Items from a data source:
%%

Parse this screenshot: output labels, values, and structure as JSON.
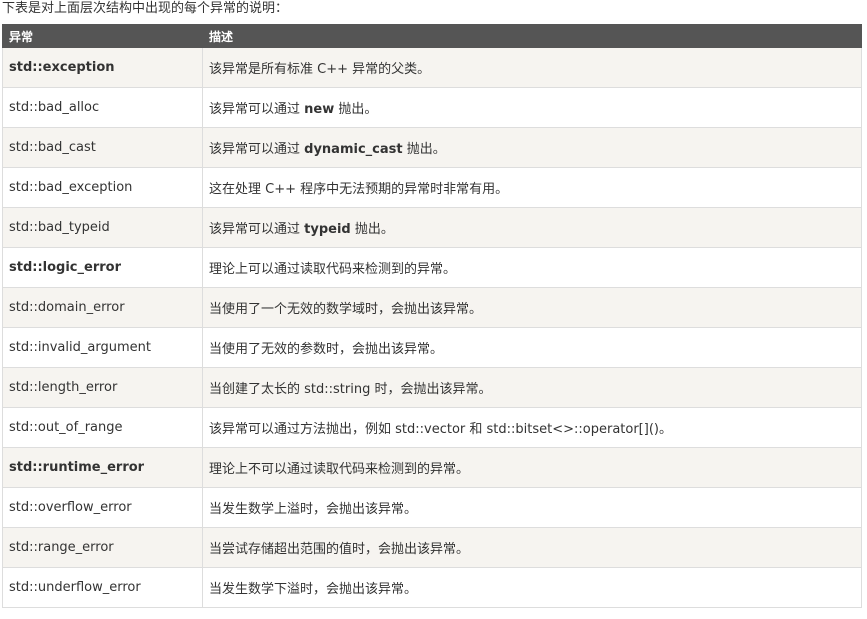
{
  "intro": "下表是对上面层次结构中出现的每个异常的说明：",
  "table": {
    "headers": [
      "异常",
      "描述"
    ],
    "rows": [
      {
        "name": "std::exception",
        "name_bold": true,
        "desc_pre": "该异常是所有标准 C++ 异常的父类。",
        "desc_kw": "",
        "desc_post": ""
      },
      {
        "name": "std::bad_alloc",
        "name_bold": false,
        "desc_pre": "该异常可以通过 ",
        "desc_kw": "new",
        "desc_post": " 抛出。"
      },
      {
        "name": "std::bad_cast",
        "name_bold": false,
        "desc_pre": "该异常可以通过 ",
        "desc_kw": "dynamic_cast",
        "desc_post": " 抛出。"
      },
      {
        "name": "std::bad_exception",
        "name_bold": false,
        "desc_pre": "这在处理 C++ 程序中无法预期的异常时非常有用。",
        "desc_kw": "",
        "desc_post": ""
      },
      {
        "name": "std::bad_typeid",
        "name_bold": false,
        "desc_pre": "该异常可以通过 ",
        "desc_kw": "typeid",
        "desc_post": " 抛出。"
      },
      {
        "name": "std::logic_error",
        "name_bold": true,
        "desc_pre": "理论上可以通过读取代码来检测到的异常。",
        "desc_kw": "",
        "desc_post": ""
      },
      {
        "name": "std::domain_error",
        "name_bold": false,
        "desc_pre": "当使用了一个无效的数学域时，会抛出该异常。",
        "desc_kw": "",
        "desc_post": ""
      },
      {
        "name": "std::invalid_argument",
        "name_bold": false,
        "desc_pre": "当使用了无效的参数时，会抛出该异常。",
        "desc_kw": "",
        "desc_post": ""
      },
      {
        "name": "std::length_error",
        "name_bold": false,
        "desc_pre": "当创建了太长的 std::string 时，会抛出该异常。",
        "desc_kw": "",
        "desc_post": ""
      },
      {
        "name": "std::out_of_range",
        "name_bold": false,
        "desc_pre": "该异常可以通过方法抛出，例如 std::vector 和 std::bitset<>::operator[]()。",
        "desc_kw": "",
        "desc_post": ""
      },
      {
        "name": "std::runtime_error",
        "name_bold": true,
        "desc_pre": "理论上不可以通过读取代码来检测到的异常。",
        "desc_kw": "",
        "desc_post": ""
      },
      {
        "name": "std::overflow_error",
        "name_bold": false,
        "desc_pre": "当发生数学上溢时，会抛出该异常。",
        "desc_kw": "",
        "desc_post": ""
      },
      {
        "name": "std::range_error",
        "name_bold": false,
        "desc_pre": "当尝试存储超出范围的值时，会抛出该异常。",
        "desc_kw": "",
        "desc_post": ""
      },
      {
        "name": "std::underflow_error",
        "name_bold": false,
        "desc_pre": "当发生数学下溢时，会抛出该异常。",
        "desc_kw": "",
        "desc_post": ""
      }
    ]
  }
}
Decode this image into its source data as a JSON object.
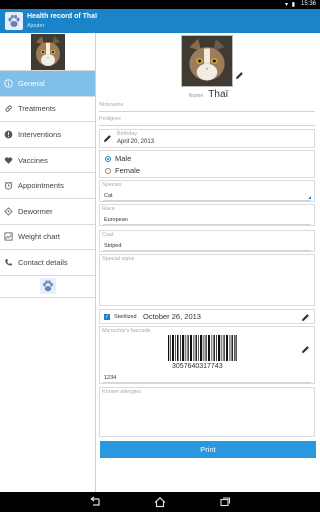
{
  "status_bar": {
    "time": "15:36"
  },
  "action_bar": {
    "title": "Health record of Thaï",
    "subtitle": "Ajouter"
  },
  "sidebar": {
    "items": [
      {
        "label": "General",
        "icon": "info-icon",
        "active": true
      },
      {
        "label": "Treatments",
        "icon": "pill-icon"
      },
      {
        "label": "Interventions",
        "icon": "alert-icon"
      },
      {
        "label": "Vaccines",
        "icon": "heart-icon"
      },
      {
        "label": "Appointments",
        "icon": "alarm-icon"
      },
      {
        "label": "Dewormer",
        "icon": "diamond-icon"
      },
      {
        "label": "Weight chart",
        "icon": "chart-icon"
      },
      {
        "label": "Contact details",
        "icon": "phone-icon"
      }
    ]
  },
  "profile": {
    "name_label": "Name",
    "name_value": "Thaï"
  },
  "fields": {
    "nickname_label": "Nickname",
    "pedigree_label": "Pedigree",
    "birthday_label": "Birthday",
    "birthday_value": "April 20, 2013",
    "gender_options": [
      "Male",
      "Female"
    ],
    "gender_selected": "Male",
    "species_label": "Species",
    "species_value": "Cat",
    "race_label": "Race",
    "race_value": "European",
    "coat_label": "Coat",
    "coat_value": "Striped",
    "special_signs_label": "Special signs",
    "sterilized_label": "Sterilized",
    "sterilized_date": "October 26, 2013",
    "microchip_label": "Microchip's barcode",
    "barcode_number": "3057640317743",
    "microchip_value": "1234",
    "allergies_label": "Known allergies"
  },
  "print_label": "Print",
  "colors": {
    "accent": "#1b84c9",
    "menu_active": "#7fbfe9",
    "button": "#2a97df"
  }
}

%%

PROBLEM: From the records given above, copy all lines containing "this".

TASK OUTPUT:
Parse this screenshot: output labels, values, and structure as JSON.
Decode this image into its source data as a JSON object.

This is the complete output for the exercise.